[Extracts from a graphics dataset]
· · · · ·
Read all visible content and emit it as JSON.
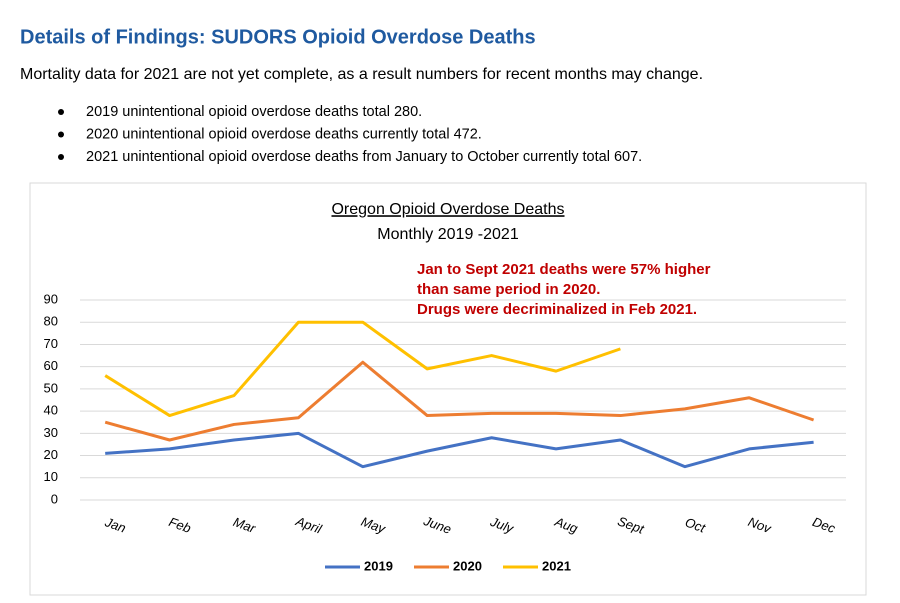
{
  "header": {
    "title": "Details of Findings: SUDORS Opioid Overdose Deaths"
  },
  "intro": "Mortality data for 2021 are not yet complete, as a result numbers for recent months may change.",
  "bullets": [
    "2019 unintentional opioid overdose deaths total 280.",
    "2020 unintentional opioid overdose deaths currently total 472.",
    "2021 unintentional opioid overdose deaths from January to October currently total 607."
  ],
  "chart_data": {
    "type": "line",
    "title": "Oregon Opioid Overdose Deaths",
    "subtitle": "Monthly 2019 -2021",
    "annotations": [
      "Jan to Sept 2021 deaths were 57% higher",
      "than same period in 2020.",
      "Drugs were decriminalized in Feb 2021."
    ],
    "categories": [
      "Jan",
      "Feb",
      "Mar",
      "April",
      "May",
      "June",
      "July",
      "Aug",
      "Sept",
      "Oct",
      "Nov",
      "Dec"
    ],
    "series": [
      {
        "name": "2019",
        "color": "#4472c4",
        "values": [
          21,
          23,
          27,
          30,
          15,
          22,
          28,
          23,
          27,
          15,
          23,
          26
        ]
      },
      {
        "name": "2020",
        "color": "#ed7d31",
        "values": [
          35,
          27,
          34,
          37,
          62,
          38,
          39,
          39,
          38,
          41,
          46,
          36
        ]
      },
      {
        "name": "2021",
        "color": "#ffc000",
        "values": [
          56,
          38,
          47,
          80,
          80,
          59,
          65,
          58,
          68,
          null,
          null,
          null
        ]
      }
    ],
    "ylim": [
      0,
      90
    ],
    "yticks": [
      0,
      10,
      20,
      30,
      40,
      50,
      60,
      70,
      80,
      90
    ],
    "grid": true,
    "legend": "bottom"
  }
}
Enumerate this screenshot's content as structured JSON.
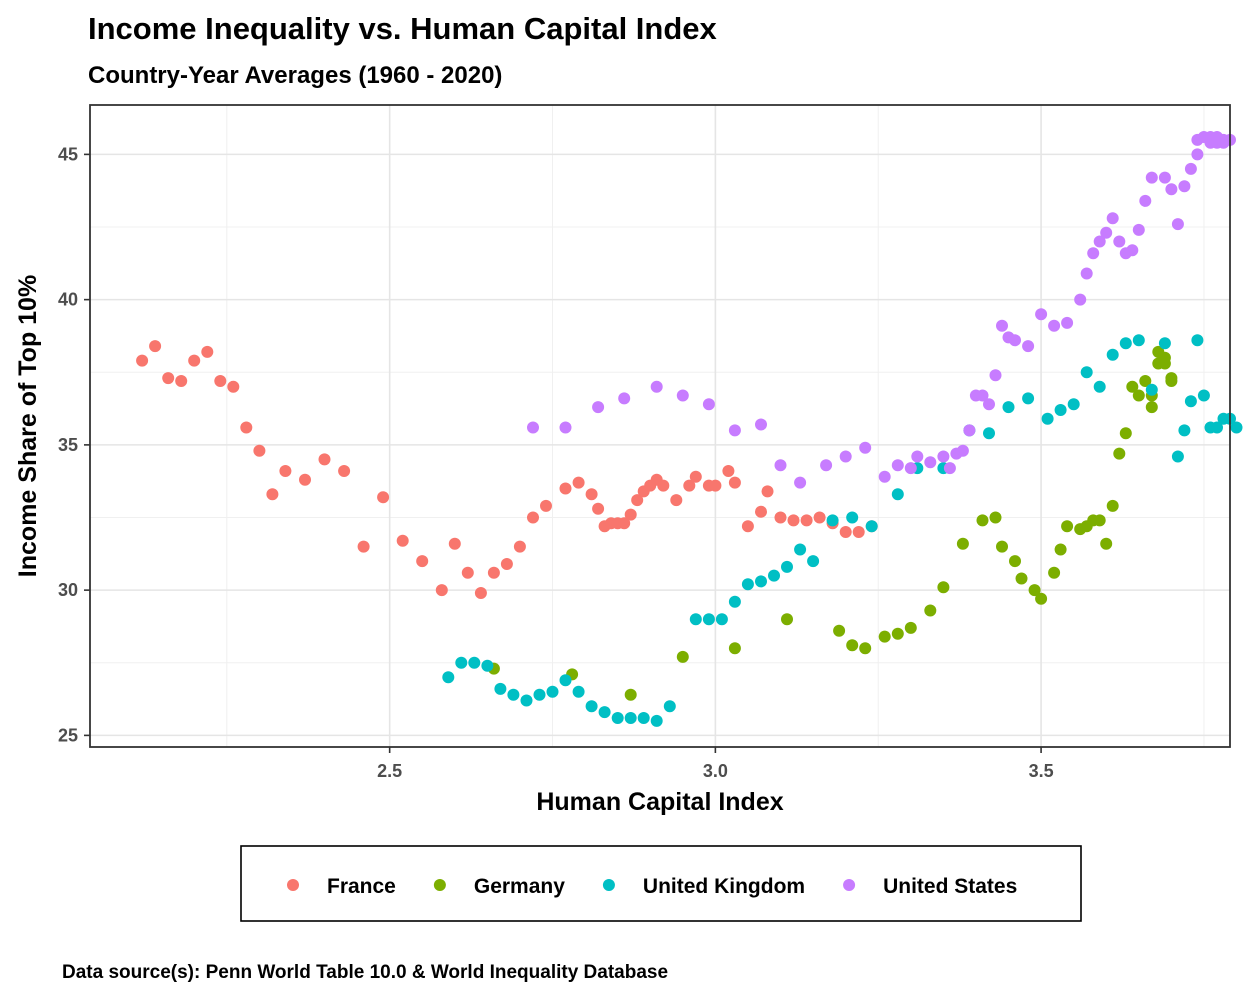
{
  "chart_data": {
    "type": "scatter",
    "title": "Income Inequality vs. Human Capital Index",
    "subtitle": "Country-Year Averages (1960 - 2020)",
    "xlabel": "Human Capital Index",
    "ylabel": "Income Share of Top 10%",
    "caption": "Data source(s): Penn World Table 10.0 & World Inequality Database",
    "xlim": [
      2.04,
      3.79
    ],
    "ylim": [
      24.6,
      46.7
    ],
    "x_ticks": [
      2.5,
      3.0,
      3.5
    ],
    "x_tick_labels": [
      "2.5",
      "3.0",
      "3.5"
    ],
    "y_ticks": [
      25,
      30,
      35,
      40,
      45
    ],
    "y_tick_labels": [
      "25",
      "30",
      "35",
      "40",
      "45"
    ],
    "grid": true,
    "legend_position": "bottom",
    "series": [
      {
        "name": "France",
        "color": "#F8766D",
        "points": [
          [
            2.12,
            37.9
          ],
          [
            2.14,
            38.4
          ],
          [
            2.16,
            37.3
          ],
          [
            2.18,
            37.2
          ],
          [
            2.2,
            37.9
          ],
          [
            2.22,
            38.2
          ],
          [
            2.24,
            37.2
          ],
          [
            2.26,
            37.0
          ],
          [
            2.28,
            35.6
          ],
          [
            2.3,
            34.8
          ],
          [
            2.32,
            33.3
          ],
          [
            2.34,
            34.1
          ],
          [
            2.37,
            33.8
          ],
          [
            2.4,
            34.5
          ],
          [
            2.43,
            34.1
          ],
          [
            2.46,
            31.5
          ],
          [
            2.49,
            33.2
          ],
          [
            2.52,
            31.7
          ],
          [
            2.55,
            31.0
          ],
          [
            2.58,
            30.0
          ],
          [
            2.6,
            31.6
          ],
          [
            2.62,
            30.6
          ],
          [
            2.64,
            29.9
          ],
          [
            2.66,
            30.6
          ],
          [
            2.68,
            30.9
          ],
          [
            2.7,
            31.5
          ],
          [
            2.72,
            32.5
          ],
          [
            2.74,
            32.9
          ],
          [
            2.77,
            33.5
          ],
          [
            2.79,
            33.7
          ],
          [
            2.81,
            33.3
          ],
          [
            2.82,
            32.8
          ],
          [
            2.83,
            32.2
          ],
          [
            2.84,
            32.3
          ],
          [
            2.85,
            32.3
          ],
          [
            2.86,
            32.3
          ],
          [
            2.87,
            32.6
          ],
          [
            2.88,
            33.1
          ],
          [
            2.89,
            33.4
          ],
          [
            2.9,
            33.6
          ],
          [
            2.91,
            33.8
          ],
          [
            2.92,
            33.6
          ],
          [
            2.94,
            33.1
          ],
          [
            2.96,
            33.6
          ],
          [
            2.97,
            33.9
          ],
          [
            2.99,
            33.6
          ],
          [
            3.0,
            33.6
          ],
          [
            3.02,
            34.1
          ],
          [
            3.03,
            33.7
          ],
          [
            3.05,
            32.2
          ],
          [
            3.07,
            32.7
          ],
          [
            3.08,
            33.4
          ],
          [
            3.1,
            32.5
          ],
          [
            3.12,
            32.4
          ],
          [
            3.14,
            32.4
          ],
          [
            3.16,
            32.5
          ],
          [
            3.18,
            32.3
          ],
          [
            3.2,
            32.0
          ],
          [
            3.22,
            32.0
          ],
          [
            3.24,
            32.2
          ]
        ]
      },
      {
        "name": "Germany",
        "color": "#7CAE00",
        "points": [
          [
            2.66,
            27.3
          ],
          [
            2.78,
            27.1
          ],
          [
            2.87,
            26.4
          ],
          [
            2.95,
            27.7
          ],
          [
            3.03,
            28.0
          ],
          [
            3.11,
            29.0
          ],
          [
            3.19,
            28.6
          ],
          [
            3.21,
            28.1
          ],
          [
            3.23,
            28.0
          ],
          [
            3.26,
            28.4
          ],
          [
            3.28,
            28.5
          ],
          [
            3.3,
            28.7
          ],
          [
            3.33,
            29.3
          ],
          [
            3.35,
            30.1
          ],
          [
            3.38,
            31.6
          ],
          [
            3.41,
            32.4
          ],
          [
            3.43,
            32.5
          ],
          [
            3.44,
            31.5
          ],
          [
            3.46,
            31.0
          ],
          [
            3.47,
            30.4
          ],
          [
            3.49,
            30.0
          ],
          [
            3.5,
            29.7
          ],
          [
            3.52,
            30.6
          ],
          [
            3.53,
            31.4
          ],
          [
            3.54,
            32.2
          ],
          [
            3.56,
            32.1
          ],
          [
            3.57,
            32.2
          ],
          [
            3.58,
            32.4
          ],
          [
            3.59,
            32.4
          ],
          [
            3.6,
            31.6
          ],
          [
            3.61,
            32.9
          ],
          [
            3.62,
            34.7
          ],
          [
            3.63,
            35.4
          ],
          [
            3.64,
            37.0
          ],
          [
            3.65,
            36.7
          ],
          [
            3.66,
            37.2
          ],
          [
            3.67,
            36.7
          ],
          [
            3.67,
            36.3
          ],
          [
            3.68,
            37.8
          ],
          [
            3.68,
            38.2
          ],
          [
            3.69,
            38.0
          ],
          [
            3.69,
            37.8
          ],
          [
            3.7,
            37.2
          ],
          [
            3.7,
            37.3
          ]
        ]
      },
      {
        "name": "United Kingdom",
        "color": "#00BFC4",
        "points": [
          [
            2.59,
            27.0
          ],
          [
            2.61,
            27.5
          ],
          [
            2.63,
            27.5
          ],
          [
            2.65,
            27.4
          ],
          [
            2.67,
            26.6
          ],
          [
            2.69,
            26.4
          ],
          [
            2.71,
            26.2
          ],
          [
            2.73,
            26.4
          ],
          [
            2.75,
            26.5
          ],
          [
            2.77,
            26.9
          ],
          [
            2.79,
            26.5
          ],
          [
            2.81,
            26.0
          ],
          [
            2.83,
            25.8
          ],
          [
            2.85,
            25.6
          ],
          [
            2.87,
            25.6
          ],
          [
            2.89,
            25.6
          ],
          [
            2.91,
            25.5
          ],
          [
            2.93,
            26.0
          ],
          [
            2.97,
            29.0
          ],
          [
            2.99,
            29.0
          ],
          [
            3.01,
            29.0
          ],
          [
            3.03,
            29.6
          ],
          [
            3.05,
            30.2
          ],
          [
            3.07,
            30.3
          ],
          [
            3.09,
            30.5
          ],
          [
            3.11,
            30.8
          ],
          [
            3.13,
            31.4
          ],
          [
            3.15,
            31.0
          ],
          [
            3.18,
            32.4
          ],
          [
            3.21,
            32.5
          ],
          [
            3.24,
            32.2
          ],
          [
            3.28,
            33.3
          ],
          [
            3.31,
            34.2
          ],
          [
            3.35,
            34.2
          ],
          [
            3.39,
            35.5
          ],
          [
            3.42,
            35.4
          ],
          [
            3.45,
            36.3
          ],
          [
            3.48,
            36.6
          ],
          [
            3.51,
            35.9
          ],
          [
            3.53,
            36.2
          ],
          [
            3.55,
            36.4
          ],
          [
            3.57,
            37.5
          ],
          [
            3.59,
            37.0
          ],
          [
            3.61,
            38.1
          ],
          [
            3.63,
            38.5
          ],
          [
            3.65,
            38.6
          ],
          [
            3.67,
            36.9
          ],
          [
            3.69,
            38.5
          ],
          [
            3.71,
            34.6
          ],
          [
            3.72,
            35.5
          ],
          [
            3.73,
            36.5
          ],
          [
            3.74,
            38.6
          ],
          [
            3.75,
            36.7
          ],
          [
            3.76,
            35.6
          ],
          [
            3.77,
            35.6
          ],
          [
            3.78,
            35.9
          ],
          [
            3.79,
            35.9
          ],
          [
            3.8,
            35.6
          ]
        ]
      },
      {
        "name": "United States",
        "color": "#C77CFF",
        "points": [
          [
            2.72,
            35.6
          ],
          [
            2.77,
            35.6
          ],
          [
            2.82,
            36.3
          ],
          [
            2.86,
            36.6
          ],
          [
            2.91,
            37.0
          ],
          [
            2.95,
            36.7
          ],
          [
            2.99,
            36.4
          ],
          [
            3.03,
            35.5
          ],
          [
            3.07,
            35.7
          ],
          [
            3.1,
            34.3
          ],
          [
            3.13,
            33.7
          ],
          [
            3.17,
            34.3
          ],
          [
            3.2,
            34.6
          ],
          [
            3.23,
            34.9
          ],
          [
            3.26,
            33.9
          ],
          [
            3.28,
            34.3
          ],
          [
            3.3,
            34.2
          ],
          [
            3.31,
            34.6
          ],
          [
            3.33,
            34.4
          ],
          [
            3.35,
            34.6
          ],
          [
            3.36,
            34.2
          ],
          [
            3.37,
            34.7
          ],
          [
            3.38,
            34.8
          ],
          [
            3.39,
            35.5
          ],
          [
            3.4,
            36.7
          ],
          [
            3.41,
            36.7
          ],
          [
            3.42,
            36.4
          ],
          [
            3.43,
            37.4
          ],
          [
            3.44,
            39.1
          ],
          [
            3.45,
            38.7
          ],
          [
            3.46,
            38.6
          ],
          [
            3.48,
            38.4
          ],
          [
            3.5,
            39.5
          ],
          [
            3.52,
            39.1
          ],
          [
            3.54,
            39.2
          ],
          [
            3.56,
            40.0
          ],
          [
            3.57,
            40.9
          ],
          [
            3.58,
            41.6
          ],
          [
            3.59,
            42.0
          ],
          [
            3.6,
            42.3
          ],
          [
            3.61,
            42.8
          ],
          [
            3.62,
            42.0
          ],
          [
            3.63,
            41.6
          ],
          [
            3.64,
            41.7
          ],
          [
            3.65,
            42.4
          ],
          [
            3.66,
            43.4
          ],
          [
            3.67,
            44.2
          ],
          [
            3.69,
            44.2
          ],
          [
            3.7,
            43.8
          ],
          [
            3.71,
            42.6
          ],
          [
            3.72,
            43.9
          ],
          [
            3.73,
            44.5
          ],
          [
            3.74,
            45.5
          ],
          [
            3.74,
            45.0
          ],
          [
            3.75,
            45.6
          ],
          [
            3.76,
            45.6
          ],
          [
            3.76,
            45.4
          ],
          [
            3.77,
            45.6
          ],
          [
            3.77,
            45.4
          ],
          [
            3.78,
            45.5
          ],
          [
            3.78,
            45.4
          ],
          [
            3.79,
            45.5
          ]
        ]
      }
    ]
  }
}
· · · · ·
* _Task to carry out_: Going through the records above, state how many lines carry "total", with no other text.

* _Result below_: 3